# What you are asked to do
Determine how many lines in these records hold "postmoderna". Only the number is wanted.

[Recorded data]
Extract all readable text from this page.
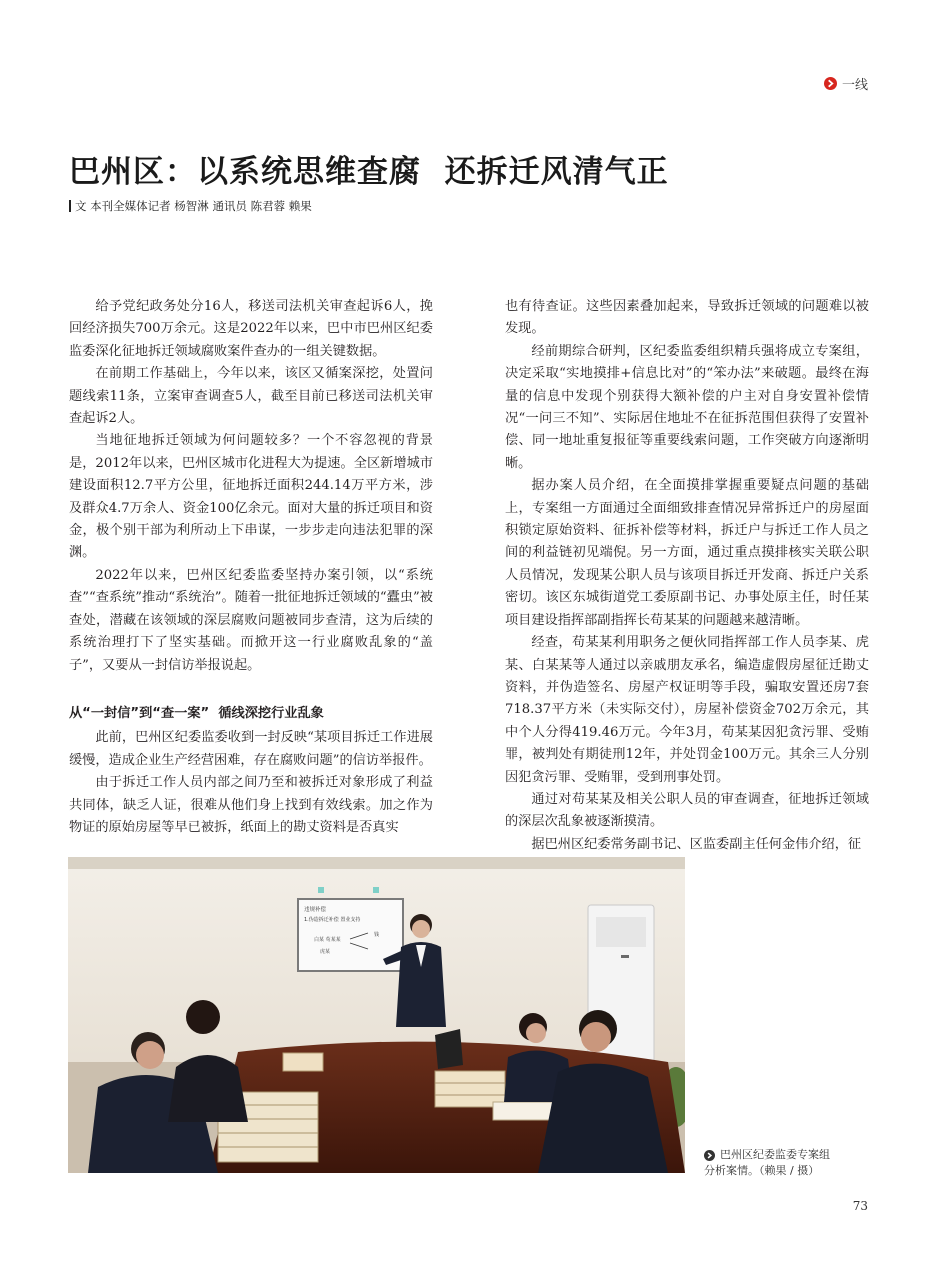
一线
巴州区：以系统思维查腐  还拆迁风清气正
文 本刊全媒体记者 杨智淋 通讯员 陈君蓉 赖果

给予党纪政务处分16人，移送司法机关审查起诉6人，挽回经济损失700万余元。这是2022年以来，巴中市巴州区纪委监委深化征地拆迁领域腐败案件查办的一组关键数据。

在前期工作基础上，今年以来，该区又循案深挖，处置问题线索11条，立案审查调查5人，截至目前已移送司法机关审查起诉2人。

当地征地拆迁领域为何问题较多？一个不容忽视的背景是，2012年以来，巴州区城市化进程大为提速。全区新增城市建设面积12.7平方公里，征地拆迁面积244.14万平方米，涉及群众4.7万余人、资金100亿余元。面对大量的拆迁项目和资金，极个别干部为利所动上下串谋，一步步走向违法犯罪的深渊。

2022年以来，巴州区纪委监委坚持办案引领，以“系统查”“查系统”推动“系统治”。随着一批征地拆迁领域的“蠹虫”被查处，潜藏在该领域的深层腐败问题被同步查清，这为后续的系统治理打下了坚实基础。而掀开这一行业腐败乱象的“盖子”，又要从一封信访举报说起。

从“一封信”到“查一案”  循线深挖行业乱象

此前，巴州区纪委监委收到一封反映“某项目拆迁工作进展缓慢，造成企业生产经营困难，存在腐败问题”的信访举报件。

由于拆迁工作人员内部之间乃至和被拆迁对象形成了利益共同体，缺乏人证，很难从他们身上找到有效线索。加之作为物证的原始房屋等早已被拆，纸面上的勘丈资料是否真实

也有待查证。这些因素叠加起来，导致拆迁领域的问题难以被发现。

经前期综合研判，区纪委监委组织精兵强将成立专案组，决定采取“实地摸排+信息比对”的“笨办法”来破题。最终在海量的信息中发现个别获得大额补偿的户主对自身安置补偿情况“一问三不知”、实际居住地址不在征拆范围但获得了安置补偿、同一地址重复报征等重要线索问题，工作突破方向逐渐明晰。

据办案人员介绍，在全面摸排掌握重要疑点问题的基础上，专案组一方面通过全面细致排查情况异常拆迁户的房屋面积锁定原始资料、征拆补偿等材料，拆迁户与拆迁工作人员之间的利益链初见端倪。另一方面，通过重点摸排核实关联公职人员情况，发现某公职人员与该项目拆迁开发商、拆迁户关系密切。该区东城街道党工委原副书记、办事处原主任，时任某项目建设指挥部副指挥长苟某某的问题越来越清晰。

经查，苟某某利用职务之便伙同指挥部工作人员李某、虎某、白某某等人通过以亲戚朋友承名，编造虚假房屋征迁勘丈资料，并伪造签名、房屋产权证明等手段，骗取安置还房7套718.37平方米（未实际交付），房屋补偿资金702万余元，其中个人分得419.46万元。今年3月，苟某某因犯贪污罪、受贿罪，被判处有期徒刑12年，并处罚金100万元。其余三人分别因犯贪污罪、受贿罪，受到刑事处罚。

通过对苟某某及相关公职人员的审查调查，征地拆迁领域的深层次乱象被逐渐摸清。

据巴州区纪委常务副书记、区监委副主任何金伟介绍，征

违规补偿
1.伪造拆迁补偿 置业支持
钱
白某 苟某某
虎某
巴州区纪委监委专案组
分析案情。（赖果 / 摄）
73
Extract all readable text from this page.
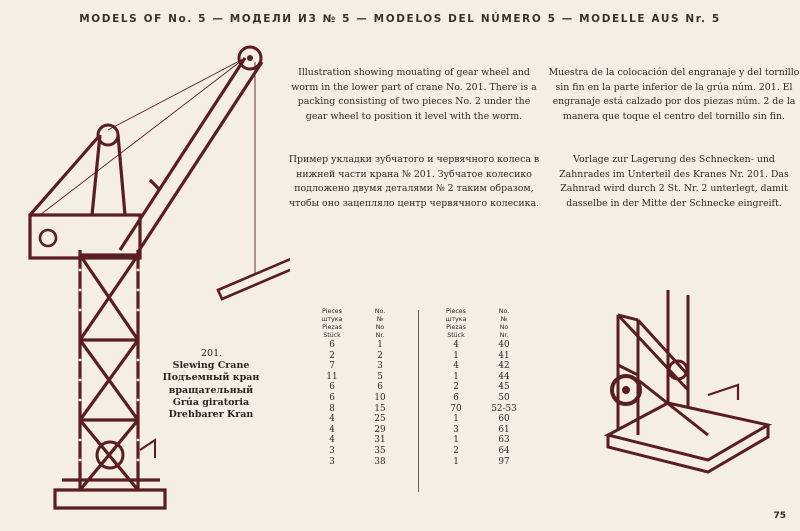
MODELS OF No. 5 — МОДЕЛИ ИЗ № 5 — MODELOS DEL NÚMERO 5 — MODELLE AUS Nr. 5
Illustration showing mouating of gear wheel and worm in the lower part of crane No. 201. There is a packing consisting of two pieces No. 2 under the gear wheel to position it level with the worm.
Пример укладки зубчатого и червячного колеса в нижней части крана № 201. Зубчатое колесико подложено двумя деталями № 2 таким образом, чтобы оно зацепляло центр червячного колесика.
Muestra de la colocación del engranaje y del tornillo sin fin en la parte inferior de la grúa núm. 201. El engranaje está calzado por dos piezas núm. 2 de la manera que toque el centro del tornillo sin fin.
Vorlage zur Lagerung des Schnecken- und Zahnrades im Unterteil des Kranes Nr. 201. Das Zahnrad wird durch 2 St. Nr. 2 unterlegt, damit dasselbe in der Mitte der Schnecke eingreift.
201.
Slewing Crane
Подъемный кран
вращательный
Grúa giratoria
Drehbarer Kran
Pieces
штука
Piezas
Stück	No.
№
No
Nr.
6	1
2	2
7	3
11	5
6	6
6	10
8	15
4	25
4	29
4	31
3	35
3	38
Pieces
штука
Piezas
Stück	No.
№
No
Nr.
4	40
1	41
4	42
1	44
2	45
6	50
70	52-53
1	60
3	61
1	63
2	64
1	97
75
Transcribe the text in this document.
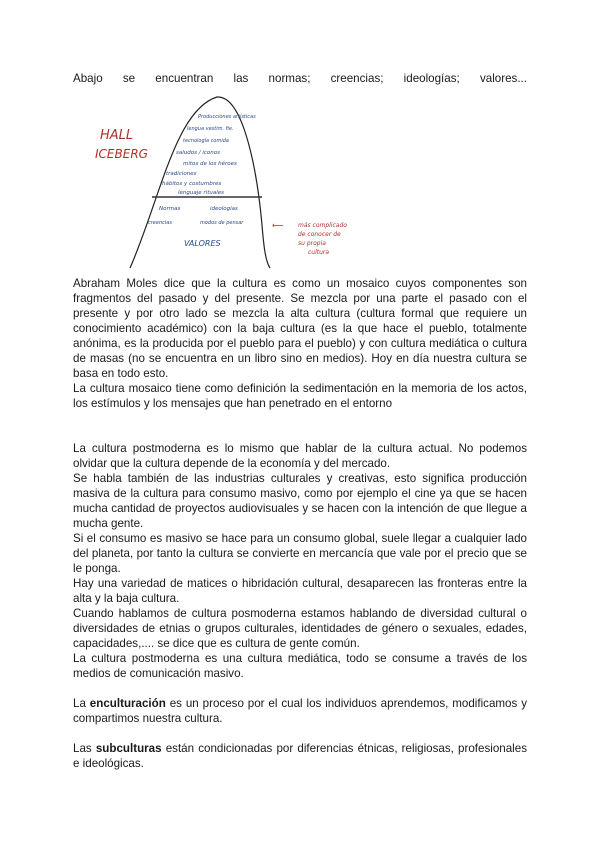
Abajo se encuentran las normas; creencias; ideologías; valores...

HALL
ICEBERG
Producciones artísticas
lengua vestim. fie.
tecnología comida
saludos / iconos
mitos de los héroes
tradiciones
hábitos y costumbres
lenguaje rituales
Normas	ideologías
creencias	modos de pensar
VALORES
⟵ más complicado
de conocer de
su propia
cultura
Abraham Moles dice que la cultura es como un mosaico cuyos componentes son fragmentos del pasado y del presente. Se mezcla por una parte el pasado con el presente y por otro lado se mezcla la alta cultura (cultura formal que requiere un conocimiento académico) con la baja cultura (es la que hace el pueblo, totalmente anónima, es la producida por el pueblo para el pueblo) y con cultura mediática o cultura de masas (no se encuentra en un libro sino en medios). Hoy en día nuestra cultura se basa en todo esto.
La cultura mosaico tiene como definición la sedimentación en la memoria de los actos, los estímulos y los mensajes que han penetrado en el entorno
La cultura postmoderna es lo mismo que hablar de la cultura actual. No podemos olvidar que la cultura depende de la economía y del mercado.
Se habla también de las industrias culturales y creativas, esto significa producción masiva de la cultura para consumo masivo, como por ejemplo el cine ya que se hacen mucha cantidad de proyectos audiovisuales y se hacen con la intención de que llegue a mucha gente.
Si el consumo es masivo se hace para un consumo global, suele llegar a cualquier lado del planeta, por tanto la cultura se convierte en mercancía que vale por el precio que se le ponga.
Hay una variedad de matices o hibridación cultural, desaparecen las fronteras entre la alta y la baja cultura.
Cuando hablamos de cultura posmoderna estamos hablando de diversidad cultural o diversidades de etnias o grupos culturales, identidades de género o sexuales, edades, capacidades,.... se dice que es cultura de gente común.
La cultura postmoderna es una cultura mediática, todo se consume a través de los medios de comunicación masivo.

La enculturación es un proceso por el cual los individuos aprendemos, modificamos y compartimos nuestra cultura.

Las subculturas están condicionadas por diferencias étnicas, religiosas, profesionales e ideológicas.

# The response
2